>> begin

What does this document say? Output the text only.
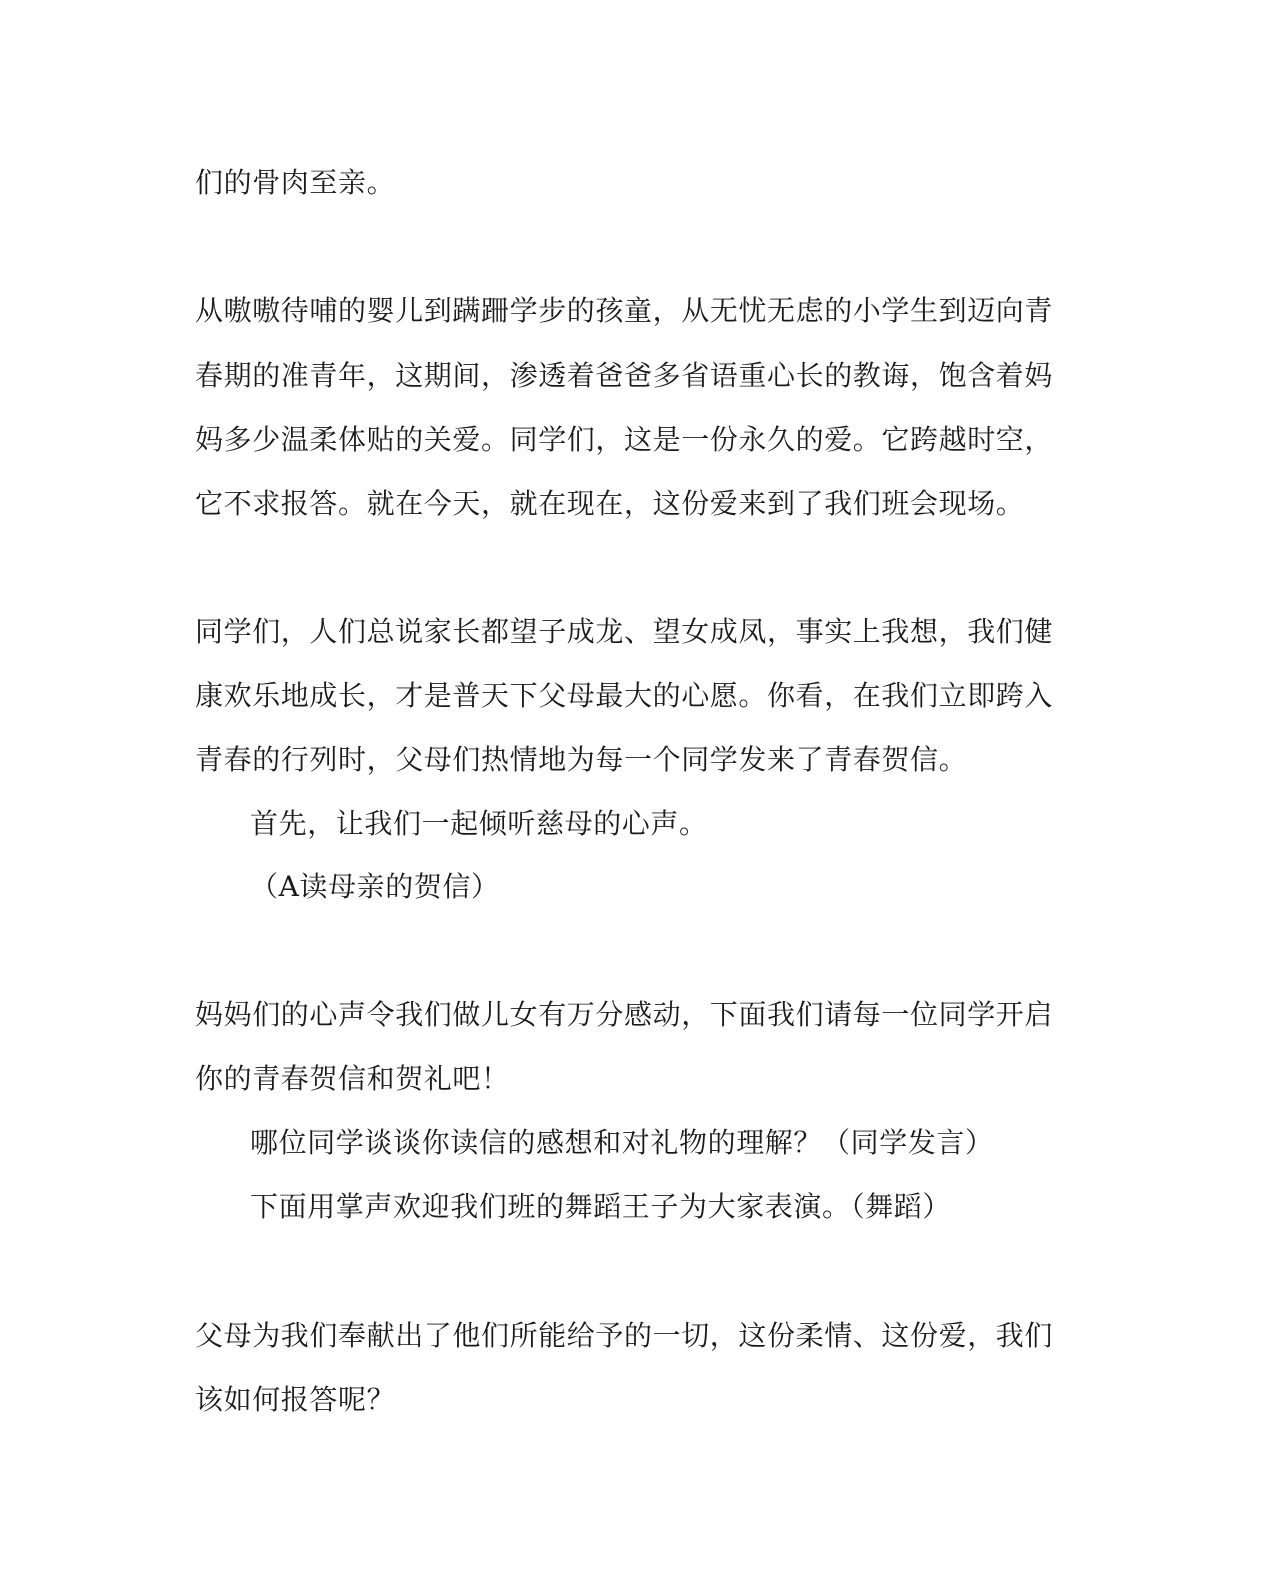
们的骨肉至亲。
从嗷嗷待哺的婴儿到蹒跚学步的孩童，从无忧无虑的小学生到迈向青
春期的准青年，这期间，渗透着爸爸多省语重心长的教诲，饱含着妈
妈多少温柔体贴的关爱。同学们，这是一份永久的爱。它跨越时空，
它不求报答。就在今天，就在现在，这份爱来到了我们班会现场。
同学们，人们总说家长都望子成龙、望女成凤，事实上我想，我们健
康欢乐地成长，才是普天下父母最大的心愿。你看，在我们立即跨入
青春的行列时，父母们热情地为每一个同学发来了青春贺信。
首先，让我们一起倾听慈母的心声。
（A读母亲的贺信）
妈妈们的心声令我们做儿女有万分感动，下面我们请每一位同学开启
你的青春贺信和贺礼吧！
哪位同学谈谈你读信的感想和对礼物的理解？（同学发言）
下面用掌声欢迎我们班的舞蹈王子为大家表演。（舞蹈）
父母为我们奉献出了他们所能给予的一切，这份柔情、这份爱，我们
该如何报答呢？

>> end

■ PROBLEM TO SOLVE:
Copy each line of the records precisely and drop any images they hold.

■ RIGHT ANSWER:
What does this document say? Output the text only.
们的骨肉至亲。
从嗷嗷待哺的婴儿到蹒跚学步的孩童，从无忧无虑的小学生到迈向青
春期的准青年，这期间，渗透着爸爸多省语重心长的教诲，饱含着妈
妈多少温柔体贴的关爱。同学们，这是一份永久的爱。它跨越时空，
它不求报答。就在今天，就在现在，这份爱来到了我们班会现场。
同学们，人们总说家长都望子成龙、望女成凤，事实上我想，我们健
康欢乐地成长，才是普天下父母最大的心愿。你看，在我们立即跨入
青春的行列时，父母们热情地为每一个同学发来了青春贺信。
首先，让我们一起倾听慈母的心声。
（A读母亲的贺信）
妈妈们的心声令我们做儿女有万分感动，下面我们请每一位同学开启
你的青春贺信和贺礼吧！
哪位同学谈谈你读信的感想和对礼物的理解？（同学发言）
下面用掌声欢迎我们班的舞蹈王子为大家表演。（舞蹈）
父母为我们奉献出了他们所能给予的一切，这份柔情、这份爱，我们
该如何报答呢？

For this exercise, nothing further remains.